[SHORT TASK A]: In the passage on ENSO model fit, substitute "wealth" for "treasure trove" and give the passage again, starting with "But more fundamentally, why" and going on through "on this topic.".

═══ TEXT

Limits to Goodness of Fit

Based on a comparison of local interval correlations between the NINO34 and SOI indices, there probably is a limit to how well a model can be fit to ENSO.  The lower chart displays a 4-year-windowed correlation coefficient (in RED) between the two indices (shown in upper chart):

Note that in the interval starting at 1930, the correlation is poor for about 7 years.

Next note that the ENSO model fit shows a poor correlation to the NINO34 data in nearly the same intervals (shown as dotted GREEN). This is an odd situation but potentially revealing. The fact that both the ENSO model and SOI don't match the NINO34 index over the same intervals, suggests that the model may match SOI better than it does NINO34.  Yet, because of the excessive noise in SOI, this is difficult to verify.

But more fundamentally, why would NINO34 not match SOI in these particular intervals? These regions do seem to be ENSO-neutral, not close to El Nino or La Nina episodes.  Some also seem to occupy regions of faster, noisy fluctuations in the index.

It could be that the ENSO lunar tidal model is revealing the true nature of the ENSO dynamics, and these noisier, neutral regions are reflecting some other behavior — but since they also appear to be obscured by noise, it makes it difficult to unearth.


The paper by Zajączkowska[1] also applies a local correlation to compare the lunar tidal cycles to plant growth dynamics. There's a treasure trove of recent research on this topic.

══════

[SHORT TASK B]: Write out, character for character, the lines of the records starting with the line with "madagascar-outline [487,314,497,341]" and going on through the line with "lat-label: 40S [54,360,76,375]", including both of those lines.

═══ THE DATA

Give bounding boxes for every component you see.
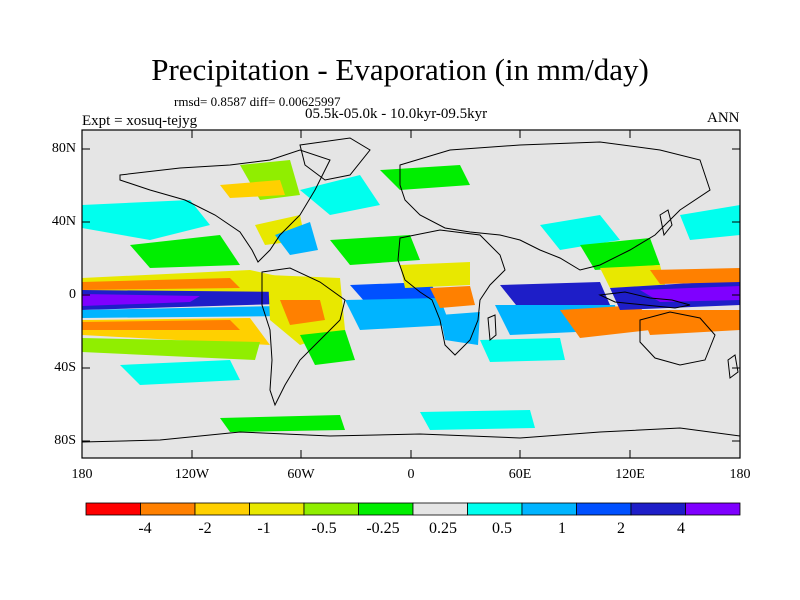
madagascar-outline [487,314,497,341]
field-patch [560,305,650,338]
colorbar-swatch [630,502,686,516]
field-patch [220,415,345,432]
colorbar-swatch [685,502,741,516]
lon-label: 120E [615,467,645,482]
africa-outline [397,229,506,356]
axis-ticks [81,130,741,458]
field-patch [82,338,260,360]
field-patch [275,222,318,255]
field-patch [420,410,535,430]
lat-label: 40S [54,360,76,375]
colorbar-swatch [412,502,468,516]
colorbar-label: -0.5 [311,520,337,537]
field-patch [280,300,325,325]
field-patch [440,312,480,345]
stats-text: rmsd= 0.8587 diff= 0.00625997 [174,94,341,109]
field-patch [480,338,565,362]
colorbar-swatch [249,502,305,516]
field-patch [430,286,475,308]
field-patch [82,200,210,240]
lon-label: 60E [508,467,532,482]
field-patch [345,298,450,330]
field-patch [400,262,470,288]
lon-label: 0 [407,467,415,482]
lat-label: 80N [51,141,76,156]
field-patch [500,282,610,310]
colorbar-swatch [303,502,359,516]
season-label: ANN [707,110,740,126]
colorbar-swatch [85,502,141,516]
antarctica-outline [82,427,740,443]
field-patch [600,265,665,288]
north-america-outline [119,149,331,263]
colorbar-swatch [358,502,414,516]
map-title: Precipitation - Evaporation (in mm/day) [151,52,649,87]
colorbar-label: -4 [138,520,152,537]
lon-label: 60W [287,467,315,482]
colorbar-swatch [140,502,196,516]
field-patch [640,286,740,302]
field-patch [540,215,620,250]
colorbar-label: -2 [198,520,212,537]
south-america-outline [261,267,346,407]
field-patch [220,180,285,198]
experiment-label: Expt = xosuq-tejyg [82,113,198,129]
lon-label: 180 [729,467,751,482]
field-patch [300,330,355,365]
indonesia-outline [598,291,691,309]
field-patch [640,310,740,335]
colorbar-swatch [194,502,250,516]
lon-label: 120W [174,467,210,482]
colorbar-label: 2 [617,520,625,537]
field-patch [130,235,240,268]
coastlines [82,137,740,443]
field-patch [82,320,240,330]
colorbar-swatch [576,502,632,516]
field-patch [82,294,200,306]
period-label: 05.5k-05.0k - 10.0kyr-09.5kyr [305,106,488,122]
colorbar-label: 1 [558,520,566,537]
eurasia-outline [399,141,711,271]
field-patches [82,160,740,432]
colorbar-label: -0.25 [366,520,400,537]
field-patch [380,165,470,190]
lat-label: 80S [54,433,76,448]
lon-label: 180 [71,467,93,482]
greenland-outline [299,137,371,181]
japan-outline [659,209,673,237]
colorbar [85,502,741,516]
colorbar-label: -1 [257,520,271,537]
colorbar-label: 4 [677,520,685,537]
colorbar-swatch [521,502,577,516]
field-patch [82,278,240,290]
lat-label: 0 [69,287,76,302]
field-patch [330,235,420,265]
colorbar-swatch [467,502,523,516]
field-patch [300,175,380,215]
field-patch [120,360,240,385]
field-patch [650,268,740,284]
lat-label: 40N [51,214,76,229]
field-patch [82,306,290,318]
field-patch [680,205,740,240]
colorbar-label: 0.5 [492,520,512,537]
australia-outline [639,311,716,366]
colorbar-label: 0.25 [429,520,457,537]
map-panel [81,129,741,459]
field-patch [580,238,660,270]
new-zealand-outline [727,354,739,379]
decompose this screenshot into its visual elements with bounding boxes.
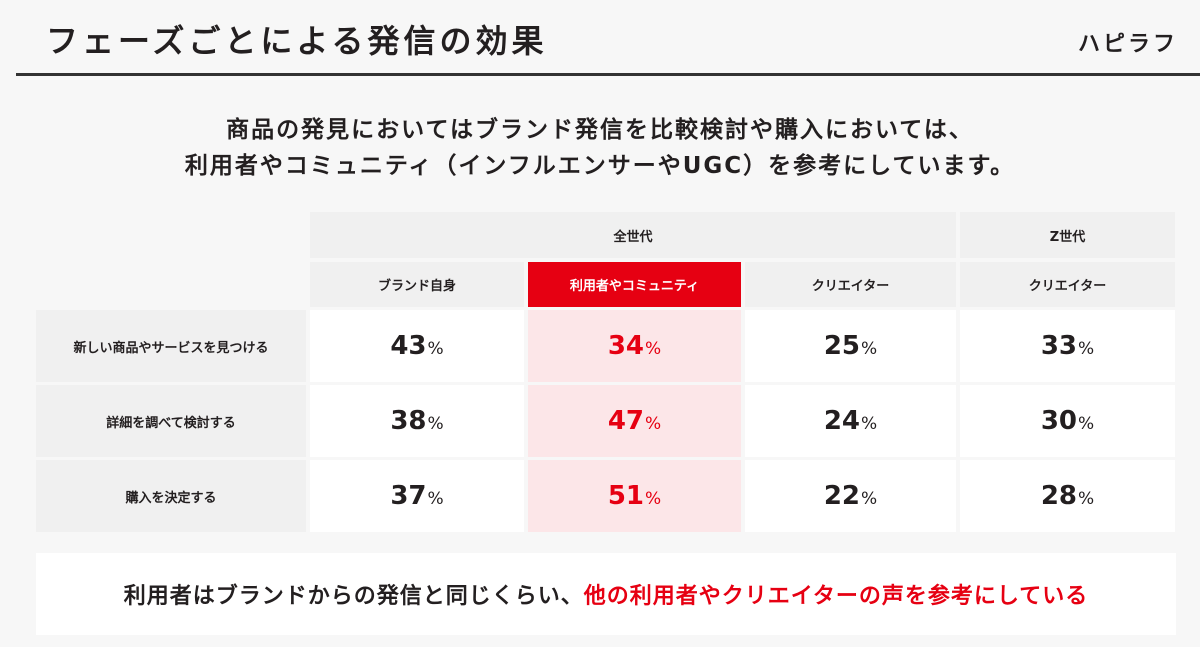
table-cell-highlight: 34% xyxy=(528,310,741,382)
percent-sign: % xyxy=(645,489,662,509)
group-header-gen-z: Z世代 xyxy=(960,212,1175,258)
table-cell: 25% xyxy=(745,310,956,382)
value: 25 xyxy=(823,331,861,361)
row-label-consider: 詳細を調べて検討する xyxy=(36,385,306,457)
value: 34 xyxy=(607,331,645,361)
value: 30 xyxy=(1040,406,1078,436)
percent-sign: % xyxy=(427,414,444,434)
column-header-users-community: 利用者やコミュニティ xyxy=(528,262,741,307)
table-cell: 28% xyxy=(960,460,1175,532)
table-cell-highlight: 47% xyxy=(528,385,741,457)
summary-box: 利用者はブランドからの発信と同じくらい、 他の利用者やクリエイターの声を参考にして… xyxy=(36,553,1176,635)
summary-plain: 利用者はブランドからの発信と同じくらい、 xyxy=(123,584,584,609)
row-label-purchase: 購入を決定する xyxy=(36,460,306,532)
brand-logo: ハピラフ xyxy=(1077,32,1178,57)
value: 38 xyxy=(390,406,427,436)
lead-line-1: 商品の発見においてはブランド発信を比較検討や購入においては、 xyxy=(226,117,974,143)
percent-sign: % xyxy=(1078,489,1095,509)
title-divider xyxy=(16,73,1200,76)
value: 37 xyxy=(390,481,427,511)
percent-sign: % xyxy=(1078,339,1095,359)
value: 43 xyxy=(390,331,427,361)
value: 24 xyxy=(823,406,861,436)
table-cell: 38% xyxy=(310,385,524,457)
percent-sign: % xyxy=(645,339,662,359)
table-cell: 24% xyxy=(745,385,956,457)
group-header-all-generations: 全世代 xyxy=(310,212,956,258)
percent-sign: % xyxy=(861,414,878,434)
table-cell: 37% xyxy=(310,460,524,532)
table-cell: 30% xyxy=(960,385,1175,457)
percent-sign: % xyxy=(1078,414,1095,434)
percent-sign: % xyxy=(645,414,662,434)
table-cell: 22% xyxy=(745,460,956,532)
percent-sign: % xyxy=(427,489,444,509)
summary-emphasis: 他の利用者やクリエイターの声を参考にしている xyxy=(583,584,1089,609)
value: 22 xyxy=(823,481,861,511)
column-header-brand: ブランド自身 xyxy=(310,262,524,307)
table-cell: 43% xyxy=(310,310,524,382)
value: 51 xyxy=(607,481,645,511)
column-header-genz-creator: クリエイター xyxy=(960,262,1175,307)
percent-sign: % xyxy=(861,339,878,359)
lead-text: 商品の発見においてはブランド発信を比較検討や購入においては、 利用者やコミュニテ… xyxy=(0,112,1200,184)
page-title: フェーズごとによる発信の効果 xyxy=(46,22,548,60)
row-label-discover: 新しい商品やサービスを見つける xyxy=(36,310,306,382)
percent-sign: % xyxy=(861,489,878,509)
lead-line-2: 利用者やコミュニティ（インフルエンサーやUGC）を参考にしています。 xyxy=(184,153,1016,179)
column-header-creator: クリエイター xyxy=(745,262,956,307)
value: 47 xyxy=(607,406,645,436)
table-cell: 33% xyxy=(960,310,1175,382)
percent-sign: % xyxy=(427,339,444,359)
table-cell-highlight: 51% xyxy=(528,460,741,532)
value: 33 xyxy=(1040,331,1078,361)
value: 28 xyxy=(1040,481,1078,511)
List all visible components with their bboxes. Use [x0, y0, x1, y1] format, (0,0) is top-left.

══════

[WRITTEN ANSWER A]:
But more fundamentally, why would NINO34 not match SOI in these particular intervals? These regions do seem to be ENSO-neutral, not close to El Nino or La Nina episodes.  Some also seem to occupy regions of faster, noisy fluctuations in the index.

It could be that the ENSO lunar tidal model is revealing the true nature of the ENSO dynamics, and these noisier, neutral regions are reflecting some other behavior — but since they also appear to be obscured by noise, it makes it difficult to unearth.


The paper by Zajączkowska[1] also applies a local correlation to compare the lunar tidal cycles to plant growth dynamics. There's a wealth of recent research on this topic.

[WRITTEN ANSWER B]:
madagascar-outline [487,314,497,341]
field-patch [560,305,650,338]
colorbar-swatch [630,502,686,516]
field-patch [220,415,345,432]
colorbar-swatch [685,502,741,516]
lon-label: 120E [615,467,645,482]
africa-outline [397,229,506,356]
axis-ticks [81,130,741,458]
field-patch [82,338,260,360]
field-patch [275,222,318,255]
field-patch [420,410,535,430]
lat-label: 40S [54,360,76,375]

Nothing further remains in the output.